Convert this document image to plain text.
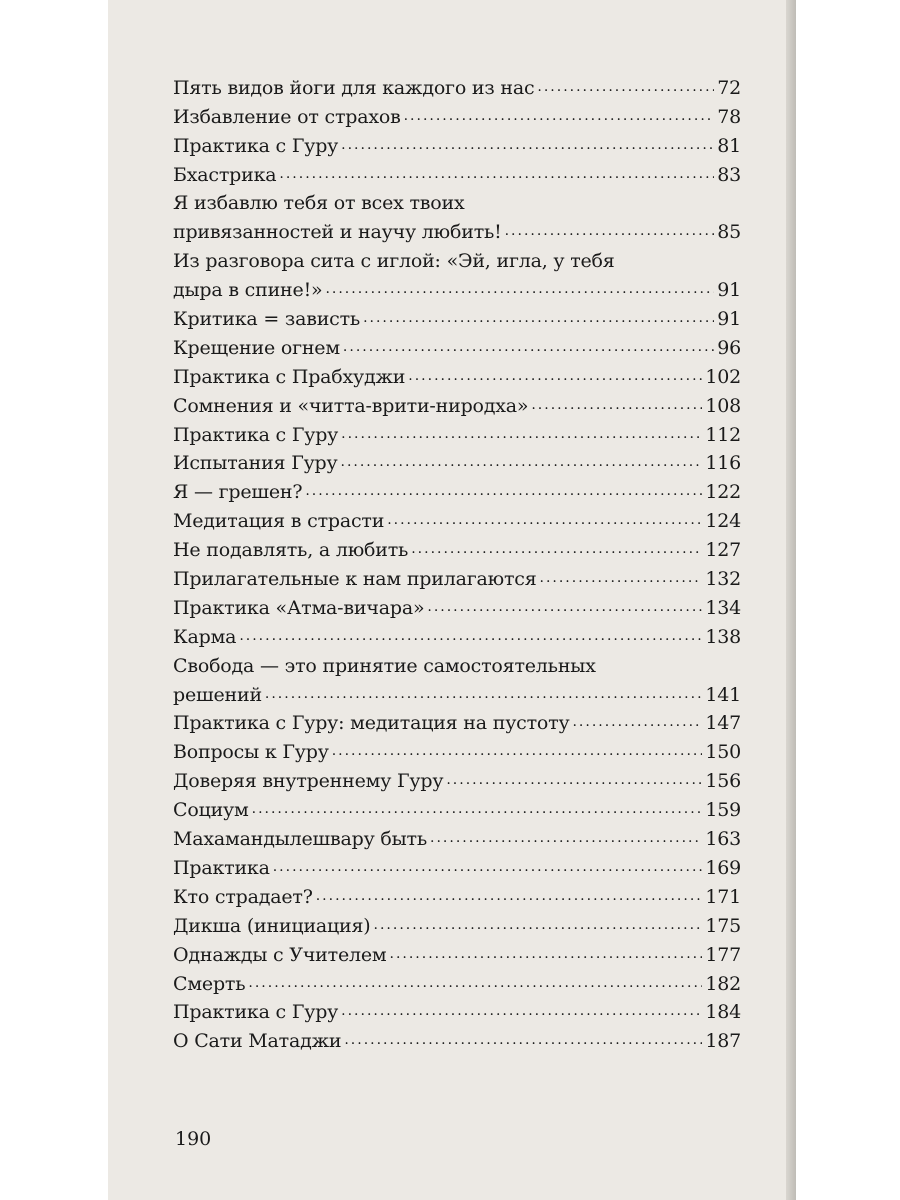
Пять видов йоги для каждого из нас .....	72
Избавление от страхов .....	78
Практика с Гуру .....	81
Бхастрика .....	83
Я избавлю тебя от всех твоих
привязанностей и научу любить! .....	85
Из разговора сита с иглой: «Эй, игла, у тебя
дыра в спине!» .....	91
Критика = зависть .....	91
Крещение огнем .....	96
Практика с Прабхуджи .....	102
Сомнения и «читта-врити-ниродха» .....	108
Практика с Гуру .....	112
Испытания Гуру .....	116
Я — грешен? .....	122
Медитация в страсти .....	124
Не подавлять, а любить .....	127
Прилагательные к нам прилагаются .....	132
Практика «Атма-вичара» .....	134
Карма .....	138
Свобода — это принятие самостоятельных
решений .....	141
Практика с Гуру: медитация на пустоту .....	147
Вопросы к Гуру .....	150
Доверяя внутреннему Гуру .....	156
Социум .....	159
Махамандылешвару быть .....	163
Практика .....	169
Кто страдает? .....	171
Дикша (инициация) .....	175
Однажды с Учителем .....	177
Смерть .....	182
Практика с Гуру .....	184
О Сати Матаджи .....	187
190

== == ==

For each line in the data above that contains the string "Гуру", extract the line.

- SOLUTION -
Практика с Гуру .....	81
Практика с Гуру .....	112
Испытания Гуру .....	116
Практика с Гуру: медитация на пустоту .....	147
Вопросы к Гуру .....	150
Доверяя внутреннему Гуру .....	156
Практика с Гуру .....	184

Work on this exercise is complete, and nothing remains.